--- start DATASET ENTRIES ---

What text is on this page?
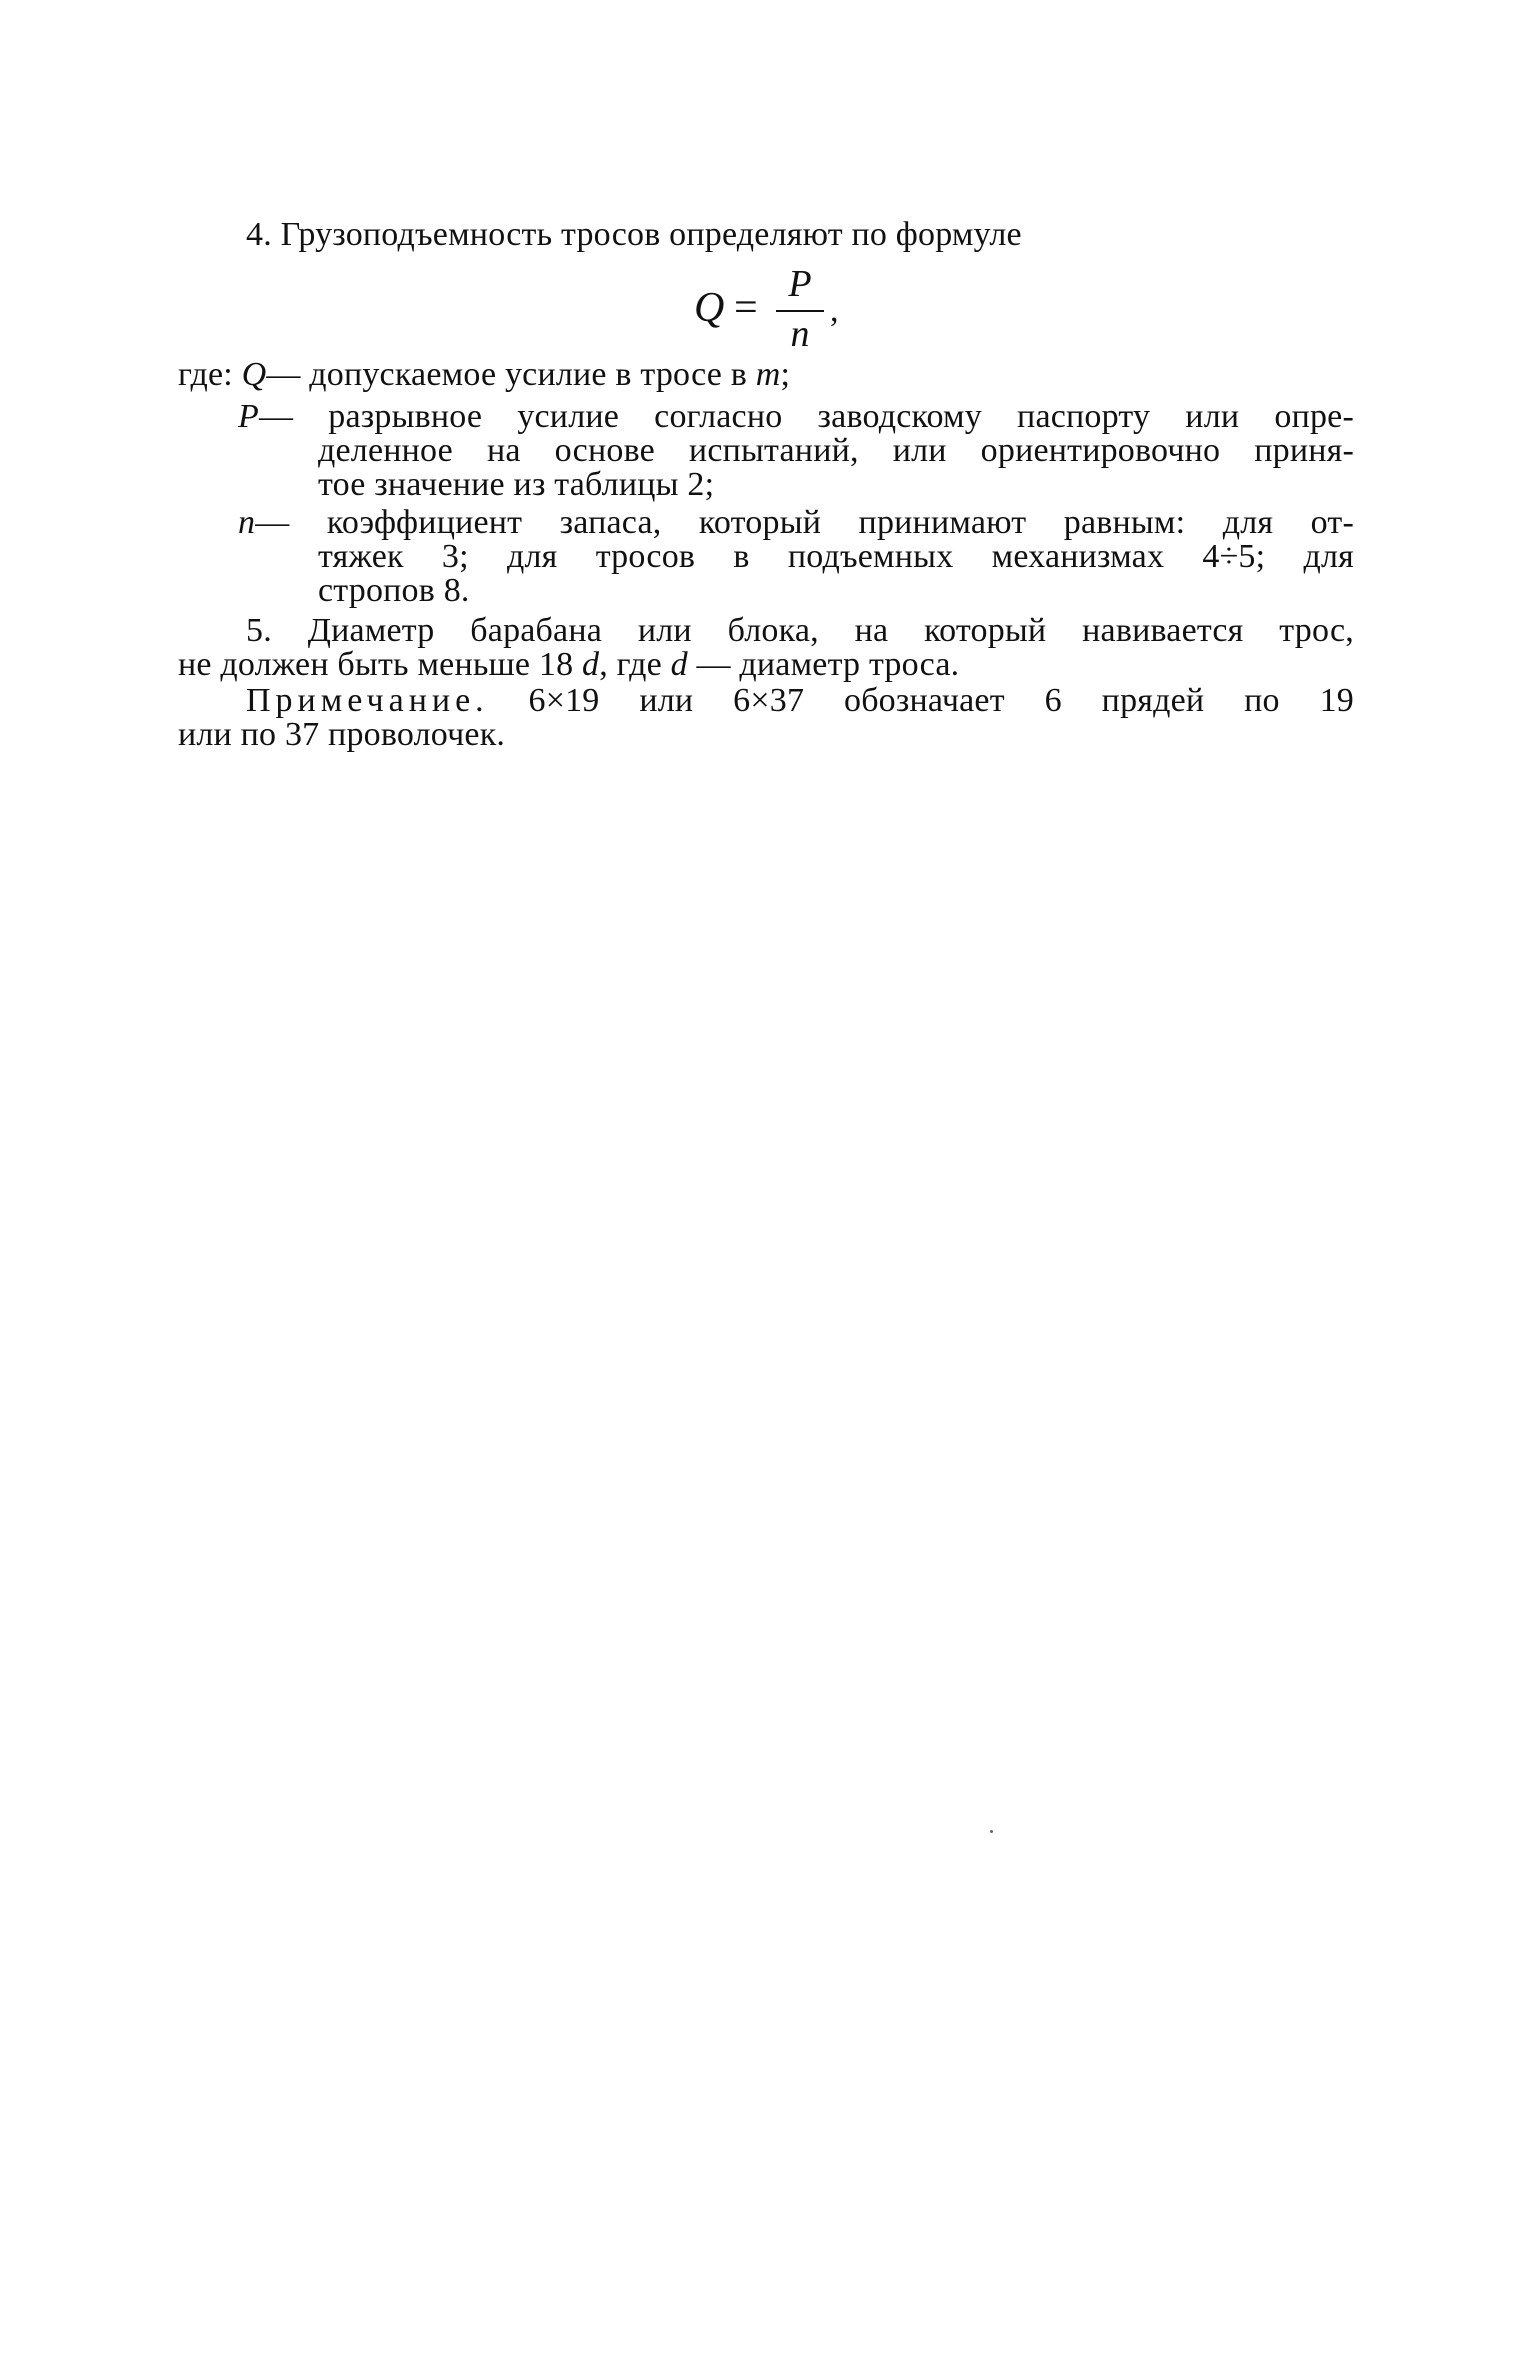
4. Грузоподъемность тросов определяют по формуле
Q =
P
n
,
где: Q— допускаемое усилие в тросе в т;
P— разрывное усилие согласно заводскому паспорту или опре-
деленное на основе испытаний, или ориентировочно приня-
тое значение из таблицы 2;
n— коэффициент запаса, который принимают равным: для от-
тяжек 3; для тросов в подъемных механизмах 4÷5; для
стропов 8.
5. Диаметр барабана или блока, на который навивается трос,
не должен быть меньше 18 d, где d — диаметр троса.
Примечание. 6×19 или 6×37 обозначает 6 прядей по 19
или по 37 проволочек.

--- end DATASET ENTRIES ---

Extract every line above containing the word "усилие".

где: Q— допускаемое усилие в тросе в т;
P— разрывное усилие согласно заводскому паспорту или опре-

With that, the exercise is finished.